> [PAGE]
30 July 2021 Category: Results

  • With CET 1 capital of 18.43% at December 2020, the bank continues to top the ranking of Spanish banks by solvency, hitting its 18% target two years ahead of the late 2022 goal outlined in its 20-22 three-year plan.
  • Banca March was not among the banks assessed in the EBA's stress tests due to its size, but it has maintained its leadership position again this year.
  • It is the best-rated Spanish bank by customers on strength and solvency, as reflected in the customer satisfaction benchmarking by the independent firm STIGA, which revealed Banca March as the leader in this segment with a score of 9.12 out of 10.
  • The bank also registered the lowest NPL ratio in the Spanish financial sector and among the highest liquidity and NPL coverage ratios in the first quarter of the year.

Banca March, the only wholly family-owned Spanish bank, continues to be Spain's most solvent bank, with impressive financial and capital adequacy ratios and CET 1 of over 18% at December 2020. This milestone means the bank has hit its target CET 1 of 18% two years sooner than the goal of late 2022 outlined in the 20-22 three-year plan.

The bank is not supervised by the European Banking Authority (EBA) due to its size – the threshold is €30bn in assets – and is not among the financial institutions analysed in the stress tests applied by the regulator, but is overseen directly by the Bank of Spain. The EBA bases its stress test report on the data posted by European banks at the end of the previous year, when Banca March reported CET 1 capital of 18.43%. In the latest figures published at the end of March this indicator was up to 18.22%, the highest in the Spanish banking sector and among the strongest in Europe.

Banca March customers rate the bank's strength and solvency highly, as evidenced by the customer satisfaction benchmarking by the independent firm STIGA, which revealed Banca March as the leading Spanish bank in this segment with 9.12 points out of 10. The report is based on a survey among customers of the 16 largest banks operating in the Spanish financial sector.

> [SET EXERCISE 1]
For each statement below, say whether it agrees with the release on Banca March's solvency, and quote the words of the release that decide it. (a) Banca March was one of the banks assessed in the EBA's stress tests. (b) The STIGA report draws on a survey of customers of the 16 largest banks operating in the Spanish financial sector. (c) Banca March is overseen directly by the Bank of Spain.
> [SET EXERCISE 2]
Reproduce the passage of the release on Banca March's solvency starting at "The bank is" and ending at "strongest in Europe.".

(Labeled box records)
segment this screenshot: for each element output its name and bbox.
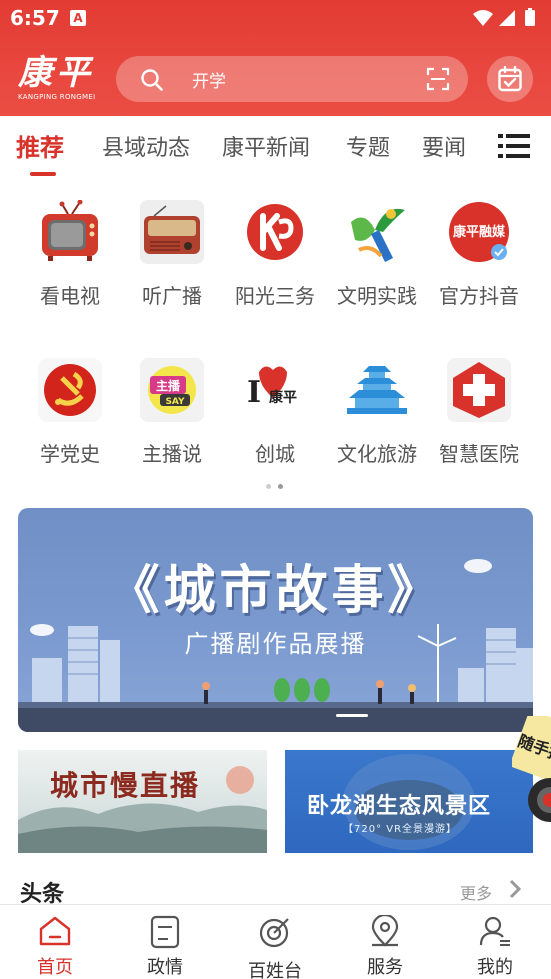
say-icon-text: SAY <box>165 397 185 407</box>
love-kangping-text: 康平 <box>269 389 297 406</box>
calendar-button[interactable] <box>487 56 533 102</box>
tab-active-indicator <box>30 172 56 176</box>
bottom-navigation: 首页 政情 百姓台 服务 我的 <box>0 904 551 979</box>
map-pin-icon <box>371 915 399 947</box>
douyin-title-text: 康平融媒 <box>453 224 506 240</box>
banner-title: 《城市故事》 <box>107 561 444 621</box>
civilization-icon <box>351 208 405 262</box>
search-icon <box>141 69 163 91</box>
feature-grid: 看电视 听广播 阳光三务 文明实践 康平融媒 官方抖音 学党史 主播 SAY 主… <box>0 180 551 498</box>
anchor-icon-text: 主播 <box>156 378 181 393</box>
tab-county-news[interactable]: 县域动态 <box>102 130 190 162</box>
grid-item-label: 听广播 <box>142 284 202 308</box>
i-love-kangping-icon: I 康平 <box>247 366 297 410</box>
hospital-cross-icon <box>447 358 511 422</box>
grid-item-douyin[interactable]: 康平融媒 官方抖音 <box>427 180 531 308</box>
grid-item-label: 学党史 <box>40 442 100 466</box>
header: 6:57 A 康平 KANGPING RONGMEI 开学 <box>0 0 551 116</box>
nav-services[interactable]: 服务 <box>330 905 440 979</box>
scan-icon[interactable] <box>426 67 450 91</box>
anchor-say-icon: 主播 SAY <box>140 358 204 422</box>
hero-banner[interactable]: 《城市故事》 广播剧作品展播 <box>18 508 533 732</box>
tab-recommend[interactable]: 推荐 <box>16 128 64 163</box>
grid-item-anchor[interactable]: 主播 SAY 主播说 <box>120 338 224 466</box>
grid-item-label: 看电视 <box>40 284 100 308</box>
tab-headlines[interactable]: 要闻 <box>422 130 466 162</box>
grid-item-label: 文明实践 <box>337 284 417 308</box>
status-time: 6:57 <box>10 6 60 30</box>
nav-profile-label: 我的 <box>477 957 513 978</box>
notification-icon: A <box>70 10 86 26</box>
tab-kangping-news[interactable]: 康平新闻 <box>222 130 310 162</box>
target-icon <box>259 918 289 948</box>
tab-topics[interactable]: 专题 <box>346 130 390 162</box>
grid-item-civilization[interactable]: 文明实践 <box>325 180 429 308</box>
grid-item-tv[interactable]: 看电视 <box>18 180 122 308</box>
nav-profile[interactable]: 我的 <box>440 905 550 979</box>
system-status-icons <box>473 8 535 26</box>
logo-subtext: KANGPING RONGMEI <box>18 93 96 101</box>
radio-icon <box>140 200 204 264</box>
page-dot <box>266 484 271 489</box>
tv-icon <box>42 200 98 261</box>
nav-home-label: 首页 <box>37 957 73 978</box>
category-tabs: 推荐 县域动态 康平新闻 专题 要闻 <box>0 116 551 180</box>
user-icon <box>479 916 510 946</box>
party-icon <box>38 358 102 422</box>
app-logo: 康平 KANGPING RONGMEI <box>18 54 98 106</box>
snapshot-floating-button[interactable]: 随手拍 <box>512 716 551 826</box>
chevron-right-icon[interactable] <box>508 879 522 899</box>
grid-item-party-history[interactable]: 学党史 <box>18 338 122 466</box>
grid-item-culture-tourism[interactable]: 文化旅游 <box>325 338 429 466</box>
grid-item-label: 智慧医院 <box>439 442 519 466</box>
grid-item-label: 官方抖音 <box>439 284 519 308</box>
search-bar[interactable]: 开学 <box>116 56 468 102</box>
grid-item-smart-hospital[interactable]: 智慧医院 <box>427 338 531 466</box>
home-icon <box>39 916 71 946</box>
grid-item-label: 文化旅游 <box>337 442 417 466</box>
wolong-lake-title: 卧龙湖生态风景区 <box>307 794 492 819</box>
grid-item-radio[interactable]: 听广播 <box>120 180 224 308</box>
banner-subtitle: 广播剧作品展播 <box>184 630 367 658</box>
more-link[interactable]: 更多 <box>460 880 492 904</box>
calendar-check-icon <box>498 66 522 92</box>
banner-slide-indicator <box>336 714 368 717</box>
grid-item-sunshine[interactable]: 阳光三务 <box>223 180 327 308</box>
app-screen: 6:57 A 康平 KANGPING RONGMEI 开学 推荐 县域动态 康平… <box>0 0 551 979</box>
search-placeholder: 开学 <box>192 72 226 92</box>
nav-government-label: 政情 <box>147 957 183 978</box>
nav-public-label: 百姓台 <box>248 961 302 979</box>
douyin-icon: 康平融媒 <box>449 202 509 262</box>
slow-live-title: 城市慢直播 <box>50 769 201 802</box>
pagoda-icon <box>347 366 407 414</box>
grid-item-label: 阳光三务 <box>235 284 315 308</box>
grid-page-indicator <box>264 484 288 490</box>
status-bar: 6:57 A <box>0 0 551 36</box>
nav-public[interactable]: 百姓台 <box>220 905 330 979</box>
grid-item-civilized-city[interactable]: I 康平 创城 <box>223 338 327 466</box>
grid-item-label: 主播说 <box>142 442 202 466</box>
list-menu-icon[interactable] <box>498 132 530 160</box>
nav-government[interactable]: 政情 <box>110 905 220 979</box>
slow-live-banner[interactable]: 城市慢直播 <box>18 750 267 853</box>
nav-services-label: 服务 <box>367 957 403 978</box>
wolong-lake-subtitle: 【720° VR全景漫游】 <box>343 824 458 835</box>
logo-text: 康平 <box>18 53 94 93</box>
wolong-lake-banner[interactable]: 卧龙湖生态风景区 【720° VR全景漫游】 <box>285 750 533 853</box>
grid-item-label: 创城 <box>255 442 295 466</box>
love-i-text: I <box>247 375 261 410</box>
document-icon <box>150 915 180 949</box>
page-dot-active <box>278 484 283 489</box>
nav-home[interactable]: 首页 <box>0 905 110 979</box>
kp-logo-icon <box>247 204 303 260</box>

> [PROBLEM SOLUTION 1]
(a) No: "Banca March was not among the banks assessed in the EBA's stress tests due to its size"
(b) Yes: "The report is based on a survey among customers of the 16 largest banks operating in the Spanish financial sector."
(c) Yes: "but is overseen directly by the Bank of Spain"

> [PROBLEM SOLUTION 2]
The bank is not supervised by the European Banking Authority (EBA) due to its size – the threshold is €30bn in assets – and is not among the financial institutions analysed in the stress tests applied by the regulator, but is overseen directly by the Bank of Spain. The EBA bases its stress test report on the data posted by European banks at the end of the previous year, when Banca March reported CET 1 capital of 18.43%. In the latest figures published at the end of March this indicator was up to 18.22%, the highest in the Spanish banking sector and among the strongest in Europe.